EXERCISE GOAL
Say how many lines in the data below contain the word "percent", and give no other text.

EXERCISE INPUTS

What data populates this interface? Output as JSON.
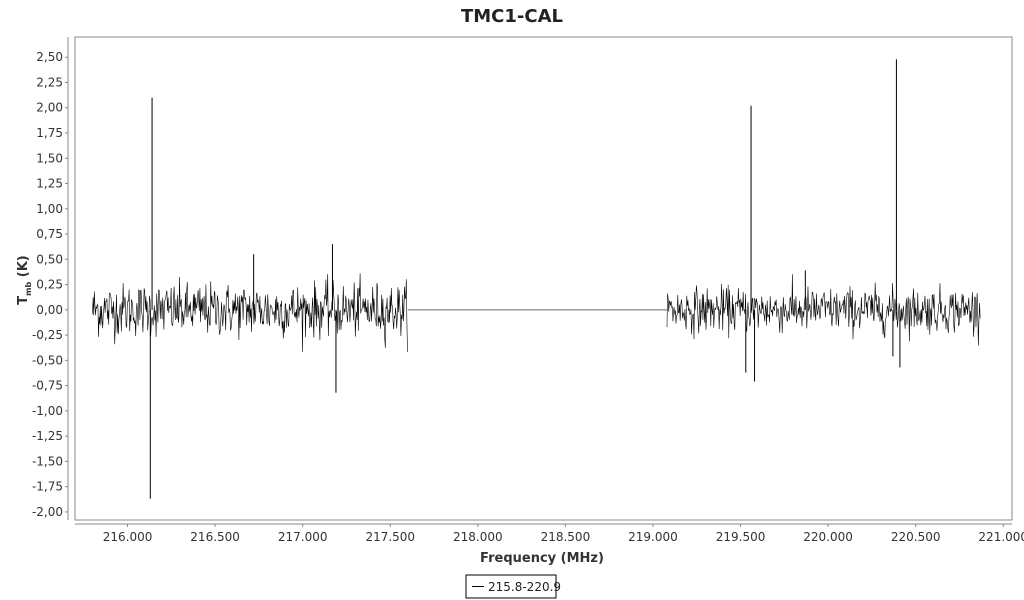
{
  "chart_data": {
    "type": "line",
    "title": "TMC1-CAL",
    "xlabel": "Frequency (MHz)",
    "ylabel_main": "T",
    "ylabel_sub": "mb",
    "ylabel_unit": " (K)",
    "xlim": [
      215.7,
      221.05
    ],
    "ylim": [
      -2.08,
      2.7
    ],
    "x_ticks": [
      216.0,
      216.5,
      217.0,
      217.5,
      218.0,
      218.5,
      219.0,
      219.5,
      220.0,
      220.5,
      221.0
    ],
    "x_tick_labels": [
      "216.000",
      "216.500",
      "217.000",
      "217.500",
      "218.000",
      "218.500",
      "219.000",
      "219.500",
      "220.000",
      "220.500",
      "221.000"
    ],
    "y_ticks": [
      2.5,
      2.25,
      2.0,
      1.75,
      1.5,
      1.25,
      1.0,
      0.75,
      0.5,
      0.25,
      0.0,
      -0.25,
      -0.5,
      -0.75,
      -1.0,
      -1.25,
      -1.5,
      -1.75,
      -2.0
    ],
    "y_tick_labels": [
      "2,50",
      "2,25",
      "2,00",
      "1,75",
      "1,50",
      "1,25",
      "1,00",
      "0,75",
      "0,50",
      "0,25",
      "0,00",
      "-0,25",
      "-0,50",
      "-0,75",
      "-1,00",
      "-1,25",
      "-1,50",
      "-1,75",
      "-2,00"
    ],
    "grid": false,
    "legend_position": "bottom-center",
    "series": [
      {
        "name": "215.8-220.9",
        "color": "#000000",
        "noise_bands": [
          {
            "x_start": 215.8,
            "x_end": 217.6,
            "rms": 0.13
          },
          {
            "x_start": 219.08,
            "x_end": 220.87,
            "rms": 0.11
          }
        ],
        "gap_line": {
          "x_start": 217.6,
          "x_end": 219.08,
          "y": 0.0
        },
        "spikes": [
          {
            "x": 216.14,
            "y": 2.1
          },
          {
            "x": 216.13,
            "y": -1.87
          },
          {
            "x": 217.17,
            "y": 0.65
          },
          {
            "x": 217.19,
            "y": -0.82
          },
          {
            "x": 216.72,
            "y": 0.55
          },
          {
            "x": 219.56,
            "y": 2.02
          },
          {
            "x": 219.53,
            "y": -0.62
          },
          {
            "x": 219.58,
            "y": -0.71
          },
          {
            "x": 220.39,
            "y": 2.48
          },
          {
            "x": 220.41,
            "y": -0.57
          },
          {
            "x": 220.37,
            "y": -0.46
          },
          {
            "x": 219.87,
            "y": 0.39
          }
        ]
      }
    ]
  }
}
--
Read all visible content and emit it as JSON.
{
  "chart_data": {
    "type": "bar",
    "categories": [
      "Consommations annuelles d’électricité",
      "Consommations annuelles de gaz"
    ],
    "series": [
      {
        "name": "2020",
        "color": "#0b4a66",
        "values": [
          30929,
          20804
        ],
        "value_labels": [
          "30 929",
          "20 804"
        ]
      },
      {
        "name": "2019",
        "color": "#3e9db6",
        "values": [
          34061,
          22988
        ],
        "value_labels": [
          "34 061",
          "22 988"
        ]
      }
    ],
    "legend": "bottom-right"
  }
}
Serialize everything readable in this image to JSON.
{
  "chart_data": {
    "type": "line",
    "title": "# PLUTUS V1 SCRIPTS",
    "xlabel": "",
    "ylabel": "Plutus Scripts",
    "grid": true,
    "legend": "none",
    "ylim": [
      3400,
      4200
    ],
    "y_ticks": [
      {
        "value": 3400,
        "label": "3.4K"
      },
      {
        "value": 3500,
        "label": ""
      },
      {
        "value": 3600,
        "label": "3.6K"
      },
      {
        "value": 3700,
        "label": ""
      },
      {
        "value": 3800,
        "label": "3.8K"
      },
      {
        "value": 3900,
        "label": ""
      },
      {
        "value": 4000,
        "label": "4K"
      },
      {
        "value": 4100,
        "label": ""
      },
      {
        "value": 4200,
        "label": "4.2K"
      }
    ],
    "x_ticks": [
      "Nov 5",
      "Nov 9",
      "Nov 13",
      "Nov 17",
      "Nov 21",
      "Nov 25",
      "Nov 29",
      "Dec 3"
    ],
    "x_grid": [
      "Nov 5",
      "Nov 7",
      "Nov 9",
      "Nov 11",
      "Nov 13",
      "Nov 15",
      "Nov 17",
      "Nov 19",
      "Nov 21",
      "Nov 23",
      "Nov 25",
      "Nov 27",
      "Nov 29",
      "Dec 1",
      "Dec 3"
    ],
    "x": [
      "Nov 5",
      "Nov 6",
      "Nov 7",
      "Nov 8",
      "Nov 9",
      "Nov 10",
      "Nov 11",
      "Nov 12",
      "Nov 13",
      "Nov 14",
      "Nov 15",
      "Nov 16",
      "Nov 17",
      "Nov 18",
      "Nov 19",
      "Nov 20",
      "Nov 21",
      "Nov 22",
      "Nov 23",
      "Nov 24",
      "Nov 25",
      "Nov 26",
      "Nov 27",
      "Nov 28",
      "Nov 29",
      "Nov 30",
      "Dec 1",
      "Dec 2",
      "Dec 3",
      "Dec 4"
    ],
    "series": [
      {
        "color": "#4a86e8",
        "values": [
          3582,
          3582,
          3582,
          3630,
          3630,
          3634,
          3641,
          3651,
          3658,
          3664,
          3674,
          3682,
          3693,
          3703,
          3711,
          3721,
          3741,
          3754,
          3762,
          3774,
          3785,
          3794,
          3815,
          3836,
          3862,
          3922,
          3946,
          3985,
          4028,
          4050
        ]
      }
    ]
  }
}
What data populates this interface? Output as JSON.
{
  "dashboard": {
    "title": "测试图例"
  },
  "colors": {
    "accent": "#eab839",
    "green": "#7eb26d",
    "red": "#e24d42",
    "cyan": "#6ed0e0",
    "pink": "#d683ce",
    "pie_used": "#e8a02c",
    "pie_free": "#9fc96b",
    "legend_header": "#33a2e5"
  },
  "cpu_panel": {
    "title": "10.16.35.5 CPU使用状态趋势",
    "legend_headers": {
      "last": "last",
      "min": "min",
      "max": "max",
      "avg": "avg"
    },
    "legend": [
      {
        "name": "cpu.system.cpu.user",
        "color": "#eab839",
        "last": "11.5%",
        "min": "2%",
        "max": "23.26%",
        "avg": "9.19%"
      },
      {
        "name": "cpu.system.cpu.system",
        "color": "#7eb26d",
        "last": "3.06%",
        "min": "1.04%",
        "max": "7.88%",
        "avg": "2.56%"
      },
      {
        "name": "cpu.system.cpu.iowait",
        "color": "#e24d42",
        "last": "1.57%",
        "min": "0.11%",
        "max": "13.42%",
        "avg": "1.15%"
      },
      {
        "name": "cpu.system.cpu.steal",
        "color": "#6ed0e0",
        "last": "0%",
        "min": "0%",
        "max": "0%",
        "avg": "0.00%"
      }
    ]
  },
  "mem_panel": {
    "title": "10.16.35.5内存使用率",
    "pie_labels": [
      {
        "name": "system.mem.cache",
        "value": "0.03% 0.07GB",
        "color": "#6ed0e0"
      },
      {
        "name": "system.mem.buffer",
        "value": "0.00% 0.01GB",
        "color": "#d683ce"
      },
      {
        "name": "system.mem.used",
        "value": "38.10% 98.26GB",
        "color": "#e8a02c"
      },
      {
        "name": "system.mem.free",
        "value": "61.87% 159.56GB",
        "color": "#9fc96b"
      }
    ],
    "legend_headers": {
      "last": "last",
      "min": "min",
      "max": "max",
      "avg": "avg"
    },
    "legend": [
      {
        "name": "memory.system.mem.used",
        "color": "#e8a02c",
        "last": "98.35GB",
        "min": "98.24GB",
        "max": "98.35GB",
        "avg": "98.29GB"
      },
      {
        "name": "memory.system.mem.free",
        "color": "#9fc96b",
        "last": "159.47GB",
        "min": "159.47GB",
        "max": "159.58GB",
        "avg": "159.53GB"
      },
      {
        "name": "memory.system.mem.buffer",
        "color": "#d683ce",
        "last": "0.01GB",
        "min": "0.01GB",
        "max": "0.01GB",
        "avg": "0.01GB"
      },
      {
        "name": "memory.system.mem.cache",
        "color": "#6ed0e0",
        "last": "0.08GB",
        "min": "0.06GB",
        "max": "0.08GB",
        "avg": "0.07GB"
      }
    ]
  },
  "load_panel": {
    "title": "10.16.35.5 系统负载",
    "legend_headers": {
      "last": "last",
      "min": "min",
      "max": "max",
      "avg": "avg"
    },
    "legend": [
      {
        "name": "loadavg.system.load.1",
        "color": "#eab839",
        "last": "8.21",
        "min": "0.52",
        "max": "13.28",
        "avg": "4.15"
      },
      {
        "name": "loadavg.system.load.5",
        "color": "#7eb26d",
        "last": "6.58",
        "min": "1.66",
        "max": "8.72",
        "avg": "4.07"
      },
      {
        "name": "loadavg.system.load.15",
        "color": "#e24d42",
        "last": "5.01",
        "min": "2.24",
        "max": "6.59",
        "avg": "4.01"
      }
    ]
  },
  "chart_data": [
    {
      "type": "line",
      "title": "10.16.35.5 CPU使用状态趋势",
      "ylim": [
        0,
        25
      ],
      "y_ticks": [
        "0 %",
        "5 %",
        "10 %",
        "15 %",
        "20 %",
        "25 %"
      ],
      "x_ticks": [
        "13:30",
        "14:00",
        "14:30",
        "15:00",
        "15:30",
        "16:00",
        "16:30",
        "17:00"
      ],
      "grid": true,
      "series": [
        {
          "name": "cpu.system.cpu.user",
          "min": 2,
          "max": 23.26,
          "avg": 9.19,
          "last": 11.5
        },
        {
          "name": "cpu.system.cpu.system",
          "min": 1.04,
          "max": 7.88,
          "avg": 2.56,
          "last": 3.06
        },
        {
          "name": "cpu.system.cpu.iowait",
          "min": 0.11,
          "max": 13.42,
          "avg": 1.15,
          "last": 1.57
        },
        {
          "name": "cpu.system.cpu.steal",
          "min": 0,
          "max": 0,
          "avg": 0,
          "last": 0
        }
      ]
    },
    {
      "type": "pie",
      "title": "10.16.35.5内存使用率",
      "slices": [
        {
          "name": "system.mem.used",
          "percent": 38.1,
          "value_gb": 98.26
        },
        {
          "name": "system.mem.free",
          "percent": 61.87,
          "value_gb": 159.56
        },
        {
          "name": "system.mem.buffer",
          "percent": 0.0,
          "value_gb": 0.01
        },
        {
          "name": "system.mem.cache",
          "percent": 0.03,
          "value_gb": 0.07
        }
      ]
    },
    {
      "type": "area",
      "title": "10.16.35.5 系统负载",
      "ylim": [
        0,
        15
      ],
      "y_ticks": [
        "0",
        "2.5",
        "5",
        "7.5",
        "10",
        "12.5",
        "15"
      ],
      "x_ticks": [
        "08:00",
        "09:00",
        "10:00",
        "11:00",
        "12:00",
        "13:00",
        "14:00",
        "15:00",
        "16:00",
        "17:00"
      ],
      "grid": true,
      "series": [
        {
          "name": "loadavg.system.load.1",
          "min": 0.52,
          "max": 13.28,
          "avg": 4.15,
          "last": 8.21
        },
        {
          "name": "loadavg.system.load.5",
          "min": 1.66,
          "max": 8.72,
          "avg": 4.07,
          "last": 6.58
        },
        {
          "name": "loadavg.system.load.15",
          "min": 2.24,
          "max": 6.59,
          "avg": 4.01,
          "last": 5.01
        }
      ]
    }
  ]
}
==
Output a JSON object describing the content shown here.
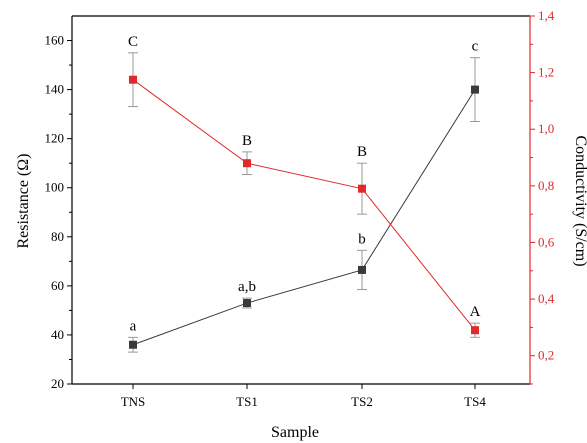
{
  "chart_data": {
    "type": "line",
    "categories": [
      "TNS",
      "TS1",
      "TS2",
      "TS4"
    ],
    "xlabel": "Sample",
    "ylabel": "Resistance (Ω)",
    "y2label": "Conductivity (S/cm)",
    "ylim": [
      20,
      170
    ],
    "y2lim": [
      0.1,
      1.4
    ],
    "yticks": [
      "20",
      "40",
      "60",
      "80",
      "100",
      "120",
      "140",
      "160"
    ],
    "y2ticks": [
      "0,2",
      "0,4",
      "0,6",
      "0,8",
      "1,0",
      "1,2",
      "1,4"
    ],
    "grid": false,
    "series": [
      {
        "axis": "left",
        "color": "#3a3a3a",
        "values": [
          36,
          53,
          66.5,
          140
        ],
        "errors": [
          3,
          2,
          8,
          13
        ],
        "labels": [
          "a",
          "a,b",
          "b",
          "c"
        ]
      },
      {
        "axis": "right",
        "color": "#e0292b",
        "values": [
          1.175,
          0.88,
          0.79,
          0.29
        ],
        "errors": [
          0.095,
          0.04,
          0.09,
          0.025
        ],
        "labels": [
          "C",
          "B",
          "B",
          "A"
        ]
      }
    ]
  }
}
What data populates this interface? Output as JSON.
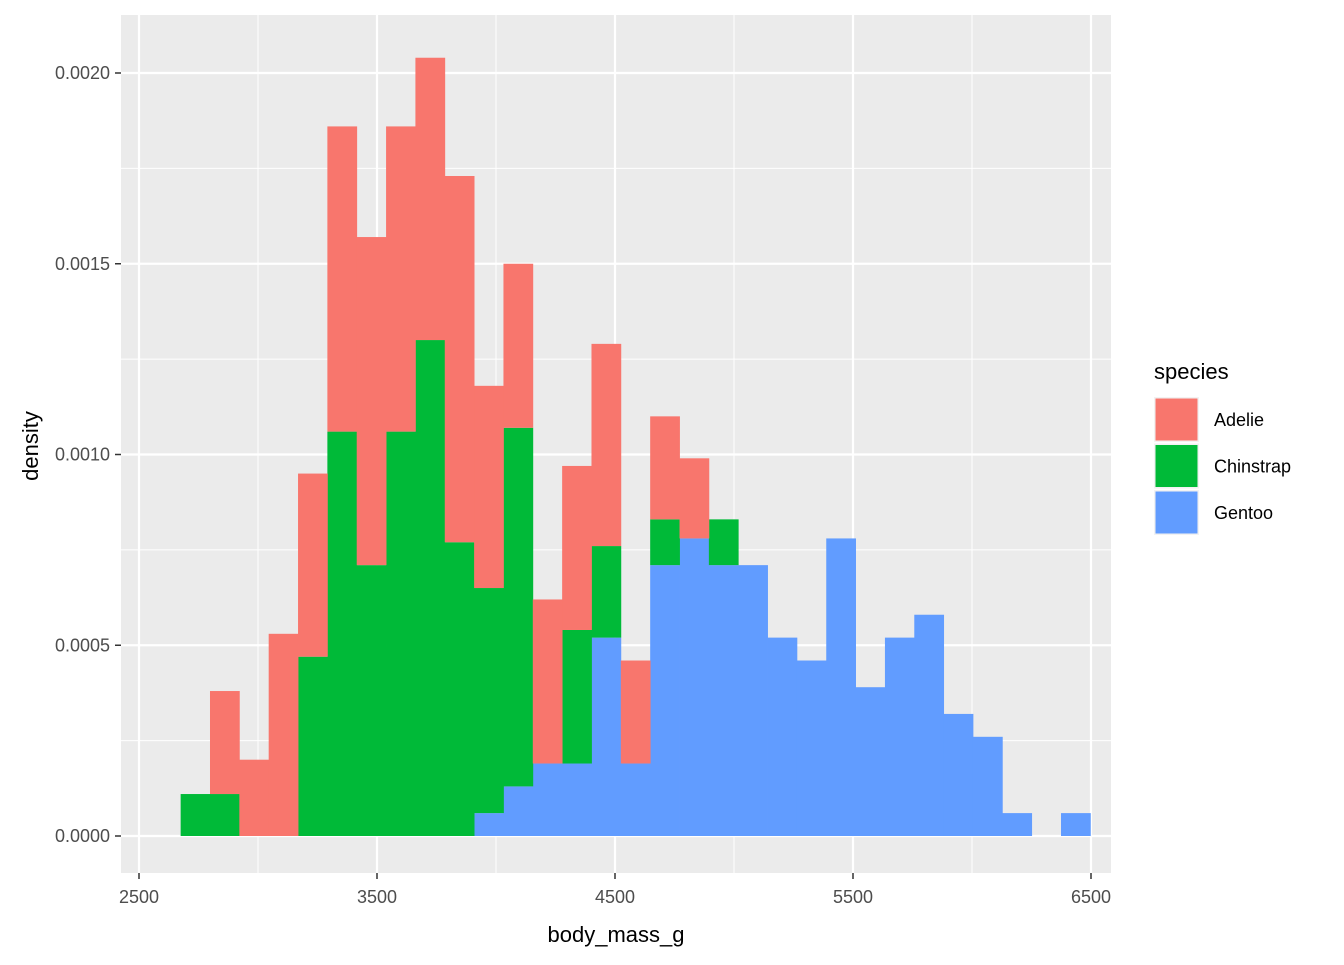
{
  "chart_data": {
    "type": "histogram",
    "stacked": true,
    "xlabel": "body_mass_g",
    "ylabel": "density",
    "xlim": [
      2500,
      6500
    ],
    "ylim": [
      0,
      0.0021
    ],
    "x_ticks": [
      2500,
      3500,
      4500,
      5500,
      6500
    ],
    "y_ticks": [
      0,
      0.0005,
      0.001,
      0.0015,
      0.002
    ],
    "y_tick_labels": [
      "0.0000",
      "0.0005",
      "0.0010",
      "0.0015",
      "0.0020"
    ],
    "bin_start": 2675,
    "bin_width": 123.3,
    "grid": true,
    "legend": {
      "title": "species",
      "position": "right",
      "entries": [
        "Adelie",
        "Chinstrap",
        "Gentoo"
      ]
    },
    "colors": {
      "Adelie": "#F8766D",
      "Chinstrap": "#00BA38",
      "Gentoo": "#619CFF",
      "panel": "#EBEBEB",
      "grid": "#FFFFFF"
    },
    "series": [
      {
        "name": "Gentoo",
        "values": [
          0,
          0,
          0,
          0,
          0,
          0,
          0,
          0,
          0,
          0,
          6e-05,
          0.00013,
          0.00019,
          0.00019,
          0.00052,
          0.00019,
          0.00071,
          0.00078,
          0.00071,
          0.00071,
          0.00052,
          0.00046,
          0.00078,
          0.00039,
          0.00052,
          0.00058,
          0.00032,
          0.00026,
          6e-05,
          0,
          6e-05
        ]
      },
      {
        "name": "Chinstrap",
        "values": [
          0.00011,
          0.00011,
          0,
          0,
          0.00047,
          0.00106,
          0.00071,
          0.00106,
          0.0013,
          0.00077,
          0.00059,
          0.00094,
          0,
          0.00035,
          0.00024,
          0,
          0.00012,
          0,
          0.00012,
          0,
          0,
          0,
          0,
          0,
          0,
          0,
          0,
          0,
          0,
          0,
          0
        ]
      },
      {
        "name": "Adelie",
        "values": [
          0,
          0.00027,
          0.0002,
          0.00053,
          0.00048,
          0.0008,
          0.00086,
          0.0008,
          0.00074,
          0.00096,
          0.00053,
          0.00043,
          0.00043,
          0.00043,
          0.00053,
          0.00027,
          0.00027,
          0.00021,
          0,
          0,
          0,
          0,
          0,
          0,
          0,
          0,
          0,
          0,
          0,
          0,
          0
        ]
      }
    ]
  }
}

FINAL RESULT
4